● **Supplied material**:
★ ★ ★ ★

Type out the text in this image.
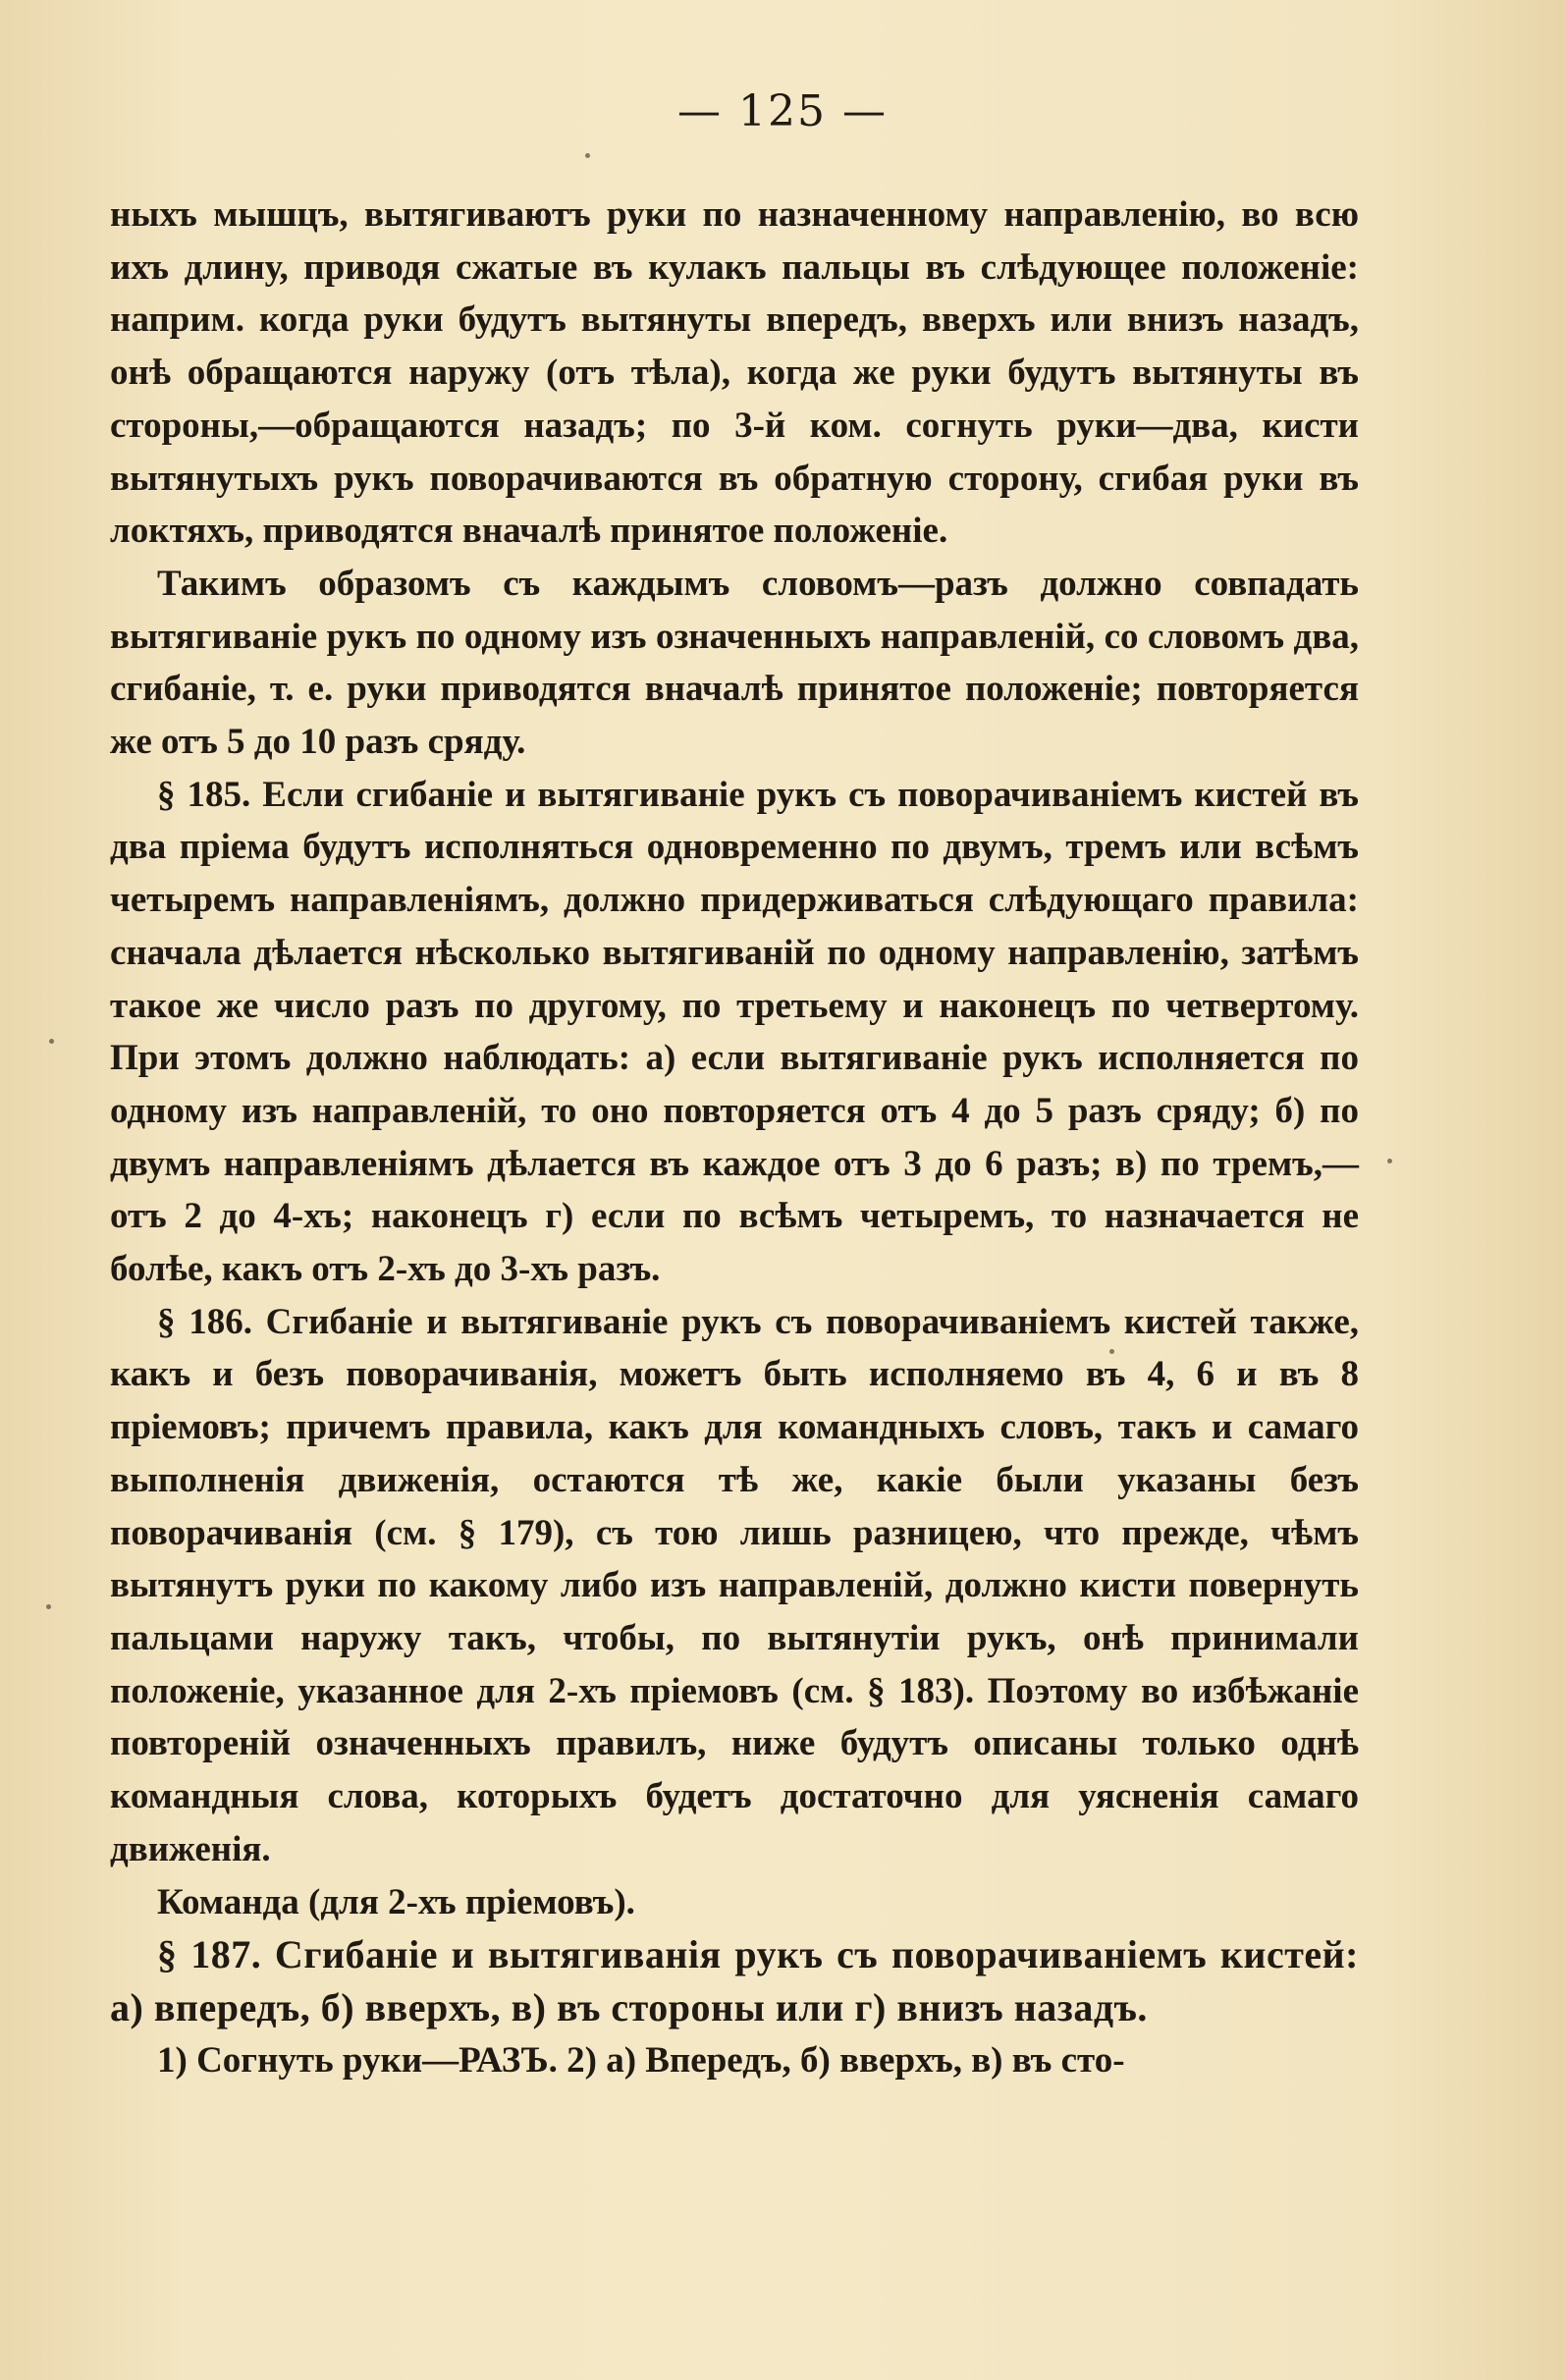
— 125 —

ныхъ мышцъ, вытягиваютъ руки по назначенному направленію, во всю ихъ длину, приводя сжатые въ кулакъ пальцы въ слѣдующее положеніе: наприм. когда руки будутъ вытянуты впередъ, вверхъ или внизъ назадъ, онѣ обращаются наружу (отъ тѣла), когда же руки будутъ вытянуты въ стороны,—обращаются назадъ; по 3-й ком. согнуть руки—два, кисти вытянутыхъ рукъ поворачиваются въ обратную сторону, сгибая руки въ локтяхъ, приводятся вначалѣ принятое положеніе.

Такимъ образомъ съ каждымъ словомъ—разъ должно совпадать вытягиваніе рукъ по одному изъ означенныхъ направленій, со словомъ два, сгибаніе, т. е. руки приводятся вначалѣ принятое положеніе; повторяется же отъ 5 до 10 разъ сряду.

§ 185. Если сгибаніе и вытягиваніе рукъ съ поворачиваніемъ кистей въ два пріема будутъ исполняться одновременно по двумъ, тремъ или всѣмъ четыремъ направленіямъ, должно придерживаться слѣдующаго правила: сначала дѣлается нѣсколько вытягиваній по одному направленію, затѣмъ такое же число разъ по другому, по третьему и наконецъ по четвертому. При этомъ должно наблюдать: а) если вытягиваніе рукъ исполняется по одному изъ направленій, то оно повторяется отъ 4 до 5 разъ сряду; б) по двумъ направленіямъ дѣлается въ каждое отъ 3 до 6 разъ; в) по тремъ,—отъ 2 до 4-хъ; наконецъ г) если по всѣмъ четыремъ, то назначается не болѣе, какъ отъ 2-хъ до 3-хъ разъ.

§ 186. Сгибаніе и вытягиваніе рукъ съ поворачиваніемъ кистей также, какъ и безъ поворачиванія, можетъ быть исполняемо въ 4, 6 и въ 8 пріемовъ; причемъ правила, какъ для командныхъ словъ, такъ и самаго выполненія движенія, остаются тѣ же, какіе были указаны безъ поворачиванія (см. § 179), съ тою лишь разницею, что прежде, чѣмъ вытянутъ руки по какому либо изъ направленій, должно кисти повернуть пальцами наружу такъ, чтобы, по вытянутіи рукъ, онѣ принимали положеніе, указанное для 2-хъ пріемовъ (см. § 183). Поэтому во избѣжаніе повтореній означенныхъ правилъ, ниже будутъ описаны только однѣ командныя слова, которыхъ будетъ достаточно для уясненія самаго движенія.

Команда (для 2-хъ пріемовъ).

§ 187. Сгибаніе и вытягиванія рукъ съ поворачиваніемъ кистей: а) впередъ, б) вверхъ, в) въ стороны или г) внизъ назадъ.

1) Согнуть руки—РАЗЪ. 2) а) Впередъ, б) вверхъ, в) въ сто-
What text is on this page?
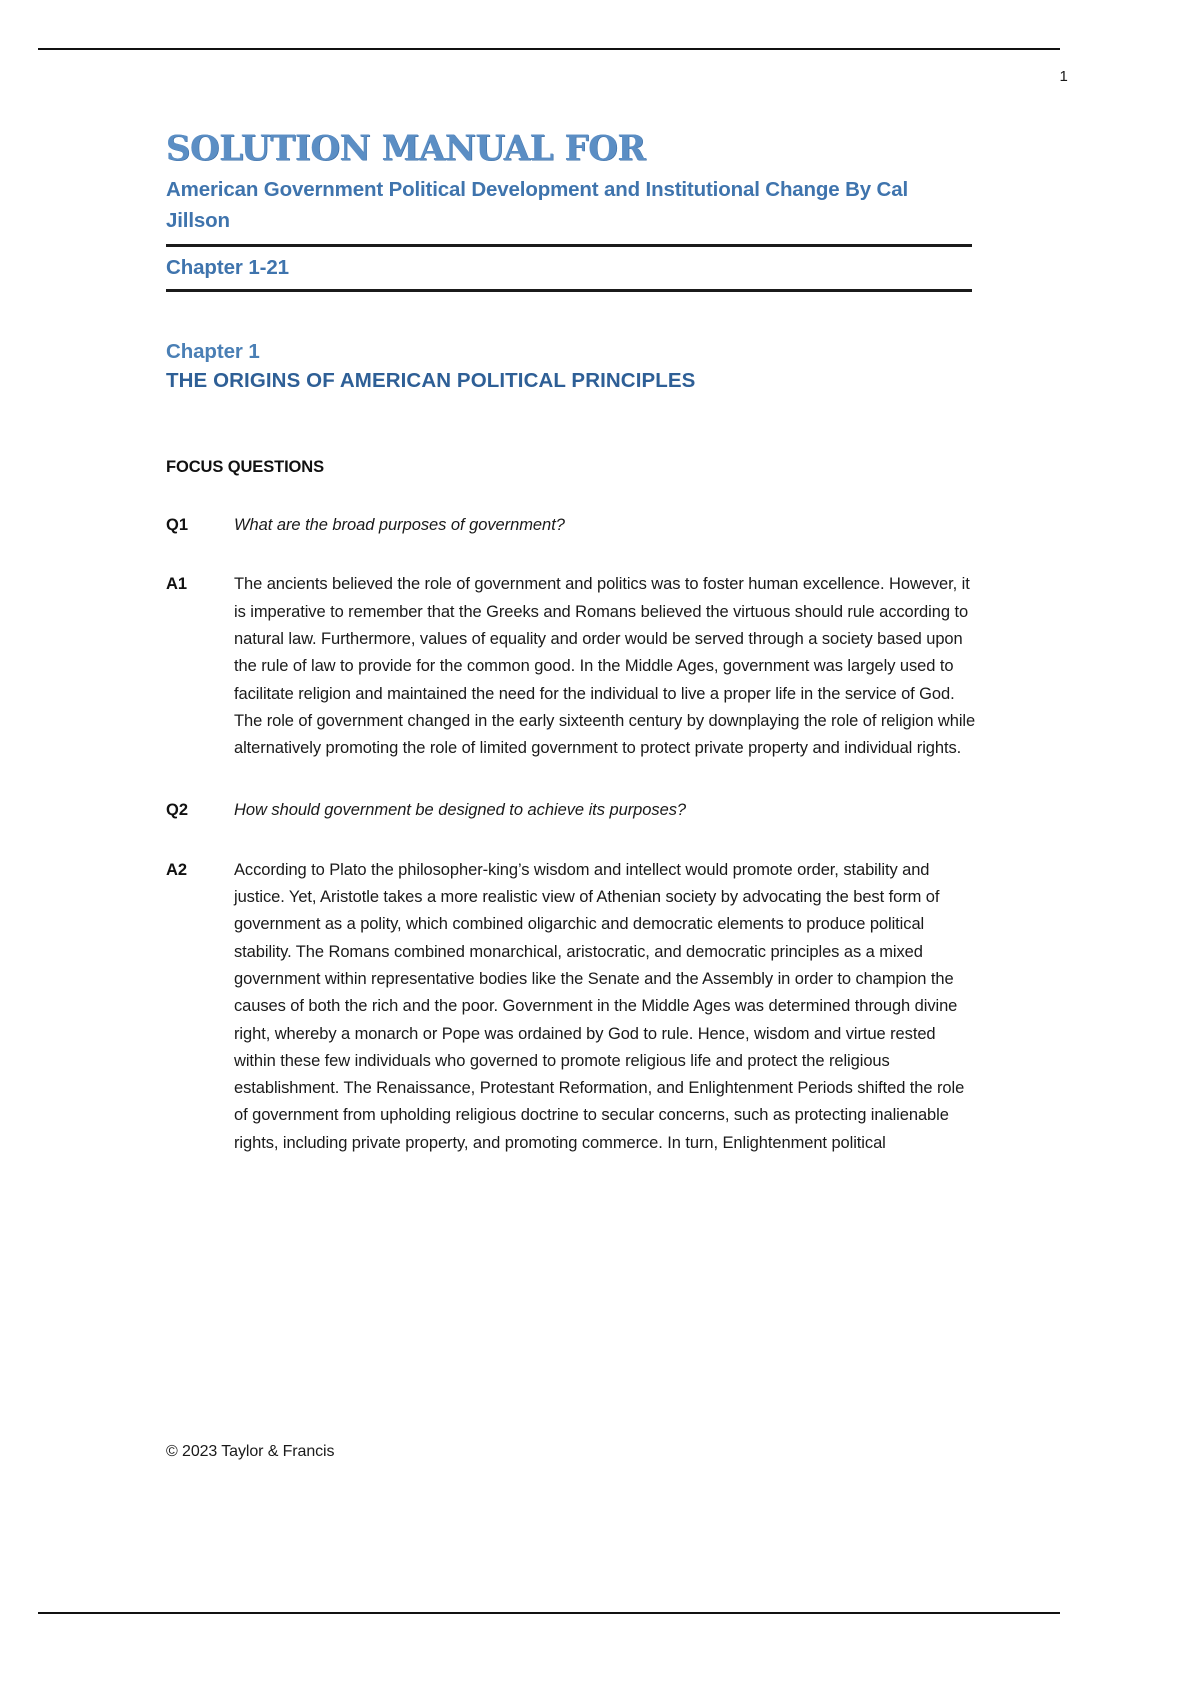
1
SOLUTION MANUAL FOR
American Government Political Development and Institutional Change By Cal Jillson
Chapter 1-21
Chapter 1
THE ORIGINS OF AMERICAN POLITICAL PRINCIPLES
FOCUS QUESTIONS
Q1	What are the broad purposes of government?
A1	The ancients believed the role of government and politics was to foster human excellence. However, it is imperative to remember that the Greeks and Romans believed the virtuous should rule according to natural law. Furthermore, values of equality and order would be served through a society based upon the rule of law to provide for the common good. In the Middle Ages, government was largely used to facilitate religion and maintained the need for the individual to live a proper life in the service of God. The role of government changed in the early sixteenth century by downplaying the role of religion while alternatively promoting the role of limited government to protect private property and individual rights.
Q2	How should government be designed to achieve its purposes?
A2	According to Plato the philosopher-king’s wisdom and intellect would promote order, stability and justice. Yet, Aristotle takes a more realistic view of Athenian society by advocating the best form of government as a polity, which combined oligarchic and democratic elements to produce political stability. The Romans combined monarchical, aristocratic, and democratic principles as a mixed government within representative bodies like the Senate and the Assembly in order to champion the causes of both the rich and the poor. Government in the Middle Ages was determined through divine right, whereby a monarch or Pope was ordained by God to rule. Hence, wisdom and virtue rested within these few individuals who governed to promote religious life and protect the religious establishment. The Renaissance, Protestant Reformation, and Enlightenment Periods shifted the role of government from upholding religious doctrine to secular concerns, such as protecting inalienable rights, including private property, and promoting commerce. In turn, Enlightenment political
© 2023 Taylor & Francis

★ ★ ★ ★

● **The request**: Print each record exactly as it stands, leaving the images out.

● **Solution to the exercise**:
Type out the text in this image.
— 125 —

ныхъ мышцъ, вытягиваютъ руки по назначенному направленію, во всю ихъ длину, приводя сжатые въ кулакъ пальцы въ слѣдующее положеніе: наприм. когда руки будутъ вытянуты впередъ, вверхъ или внизъ назадъ, онѣ обращаются наружу (отъ тѣла), когда же руки будутъ вытянуты въ стороны,—обращаются назадъ; по 3-й ком. согнуть руки—два, кисти вытянутыхъ рукъ поворачиваются въ обратную сторону, сгибая руки въ локтяхъ, приводятся вначалѣ принятое положеніе.

Такимъ образомъ съ каждымъ словомъ—разъ должно совпадать вытягиваніе рукъ по одному изъ означенныхъ направленій, со словомъ два, сгибаніе, т. е. руки приводятся вначалѣ принятое положеніе; повторяется же отъ 5 до 10 разъ сряду.

§ 185. Если сгибаніе и вытягиваніе рукъ съ поворачиваніемъ кистей въ два пріема будутъ исполняться одновременно по двумъ, тремъ или всѣмъ четыремъ направленіямъ, должно придерживаться слѣдующаго правила: сначала дѣлается нѣсколько вытягиваній по одному направленію, затѣмъ такое же число разъ по другому, по третьему и наконецъ по четвертому. При этомъ должно наблюдать: а) если вытягиваніе рукъ исполняется по одному изъ направленій, то оно повторяется отъ 4 до 5 разъ сряду; б) по двумъ направленіямъ дѣлается въ каждое отъ 3 до 6 разъ; в) по тремъ,—отъ 2 до 4-хъ; наконецъ г) если по всѣмъ четыремъ, то назначается не болѣе, какъ отъ 2-хъ до 3-хъ разъ.

§ 186. Сгибаніе и вытягиваніе рукъ съ поворачиваніемъ кистей также, какъ и безъ поворачиванія, можетъ быть исполняемо въ 4, 6 и въ 8 пріемовъ; причемъ правила, какъ для командныхъ словъ, такъ и самаго выполненія движенія, остаются тѣ же, какіе были указаны безъ поворачиванія (см. § 179), съ тою лишь разницею, что прежде, чѣмъ вытянутъ руки по какому либо изъ направленій, должно кисти повернуть пальцами наружу такъ, чтобы, по вытянутіи рукъ, онѣ принимали положеніе, указанное для 2-хъ пріемовъ (см. § 183). Поэтому во избѣжаніе повтореній означенныхъ правилъ, ниже будутъ описаны только однѣ командныя слова, которыхъ будетъ достаточно для уясненія самаго движенія.

Команда (для 2-хъ пріемовъ).

§ 187. Сгибаніе и вытягиванія рукъ съ поворачиваніемъ кистей: а) впередъ, б) вверхъ, в) въ стороны или г) внизъ назадъ.

1) Согнуть руки—РАЗЪ. 2) а) Впередъ, б) вверхъ, в) въ сто-
What text is on this page?
1
SOLUTION MANUAL FOR
American Government Political Development and Institutional Change By Cal Jillson
Chapter 1-21
Chapter 1
THE ORIGINS OF AMERICAN POLITICAL PRINCIPLES
FOCUS QUESTIONS
Q1	What are the broad purposes of government?
A1	The ancients believed the role of government and politics was to foster human excellence. However, it is imperative to remember that the Greeks and Romans believed the virtuous should rule according to natural law. Furthermore, values of equality and order would be served through a society based upon the rule of law to provide for the common good. In the Middle Ages, government was largely used to facilitate religion and maintained the need for the individual to live a proper life in the service of God. The role of government changed in the early sixteenth century by downplaying the role of religion while alternatively promoting the role of limited government to protect private property and individual rights.
Q2	How should government be designed to achieve its purposes?
A2	According to Plato the philosopher-king’s wisdom and intellect would promote order, stability and justice. Yet, Aristotle takes a more realistic view of Athenian society by advocating the best form of government as a polity, which combined oligarchic and democratic elements to produce political stability. The Romans combined monarchical, aristocratic, and democratic principles as a mixed government within representative bodies like the Senate and the Assembly in order to champion the causes of both the rich and the poor. Government in the Middle Ages was determined through divine right, whereby a monarch or Pope was ordained by God to rule. Hence, wisdom and virtue rested within these few individuals who governed to promote religious life and protect the religious establishment. The Renaissance, Protestant Reformation, and Enlightenment Periods shifted the role of government from upholding religious doctrine to secular concerns, such as protecting inalienable rights, including private property, and promoting commerce. In turn, Enlightenment political
© 2023 Taylor & Francis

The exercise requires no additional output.